● **Task instructions**: The entries below contain pictures. Retype everything except those pictures, exactly as given.
--- Rows ---
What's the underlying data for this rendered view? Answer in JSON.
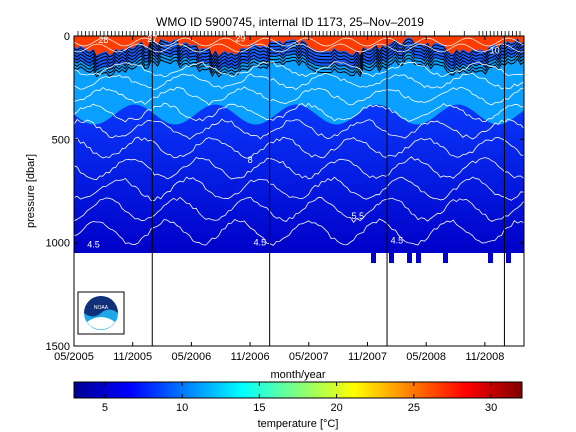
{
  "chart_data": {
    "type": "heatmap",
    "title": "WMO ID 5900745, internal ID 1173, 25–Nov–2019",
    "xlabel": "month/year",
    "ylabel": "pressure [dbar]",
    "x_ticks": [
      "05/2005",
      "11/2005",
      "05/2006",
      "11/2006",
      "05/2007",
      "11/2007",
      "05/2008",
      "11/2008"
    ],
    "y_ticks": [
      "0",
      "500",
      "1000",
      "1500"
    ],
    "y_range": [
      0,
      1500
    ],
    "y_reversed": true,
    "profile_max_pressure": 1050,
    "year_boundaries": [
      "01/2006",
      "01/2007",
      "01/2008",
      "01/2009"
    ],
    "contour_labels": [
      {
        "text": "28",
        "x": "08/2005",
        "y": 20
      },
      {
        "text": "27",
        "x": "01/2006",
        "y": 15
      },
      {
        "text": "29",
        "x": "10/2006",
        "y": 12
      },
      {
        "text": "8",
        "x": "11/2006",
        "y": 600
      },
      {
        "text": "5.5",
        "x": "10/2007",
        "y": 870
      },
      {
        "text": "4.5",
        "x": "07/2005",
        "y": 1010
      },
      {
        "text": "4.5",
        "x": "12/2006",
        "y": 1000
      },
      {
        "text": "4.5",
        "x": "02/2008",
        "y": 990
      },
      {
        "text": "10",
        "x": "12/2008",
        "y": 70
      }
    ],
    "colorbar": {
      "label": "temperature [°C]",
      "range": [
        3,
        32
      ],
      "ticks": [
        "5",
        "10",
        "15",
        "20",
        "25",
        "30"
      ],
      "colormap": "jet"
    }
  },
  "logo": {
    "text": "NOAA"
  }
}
---
● **Exercise result**:
What's the underlying data for this rendered view? Answer in JSON.
{
  "chart_data": {
    "type": "heatmap",
    "title": "WMO ID 5900745, internal ID 1173, 25–Nov–2019",
    "xlabel": "month/year",
    "ylabel": "pressure [dbar]",
    "x_ticks": [
      "05/2005",
      "11/2005",
      "05/2006",
      "11/2006",
      "05/2007",
      "11/2007",
      "05/2008",
      "11/2008"
    ],
    "y_ticks": [
      "0",
      "500",
      "1000",
      "1500"
    ],
    "y_range": [
      0,
      1500
    ],
    "y_reversed": true,
    "profile_max_pressure": 1050,
    "year_boundaries": [
      "01/2006",
      "01/2007",
      "01/2008",
      "01/2009"
    ],
    "contour_labels": [
      {
        "text": "28",
        "x": "08/2005",
        "y": 20
      },
      {
        "text": "27",
        "x": "01/2006",
        "y": 15
      },
      {
        "text": "29",
        "x": "10/2006",
        "y": 12
      },
      {
        "text": "8",
        "x": "11/2006",
        "y": 600
      },
      {
        "text": "5.5",
        "x": "10/2007",
        "y": 870
      },
      {
        "text": "4.5",
        "x": "07/2005",
        "y": 1010
      },
      {
        "text": "4.5",
        "x": "12/2006",
        "y": 1000
      },
      {
        "text": "4.5",
        "x": "02/2008",
        "y": 990
      },
      {
        "text": "10",
        "x": "12/2008",
        "y": 70
      }
    ],
    "colorbar": {
      "label": "temperature [°C]",
      "range": [
        3,
        32
      ],
      "ticks": [
        "5",
        "10",
        "15",
        "20",
        "25",
        "30"
      ],
      "colormap": "jet"
    }
  },
  "logo": {
    "text": "NOAA"
  }
}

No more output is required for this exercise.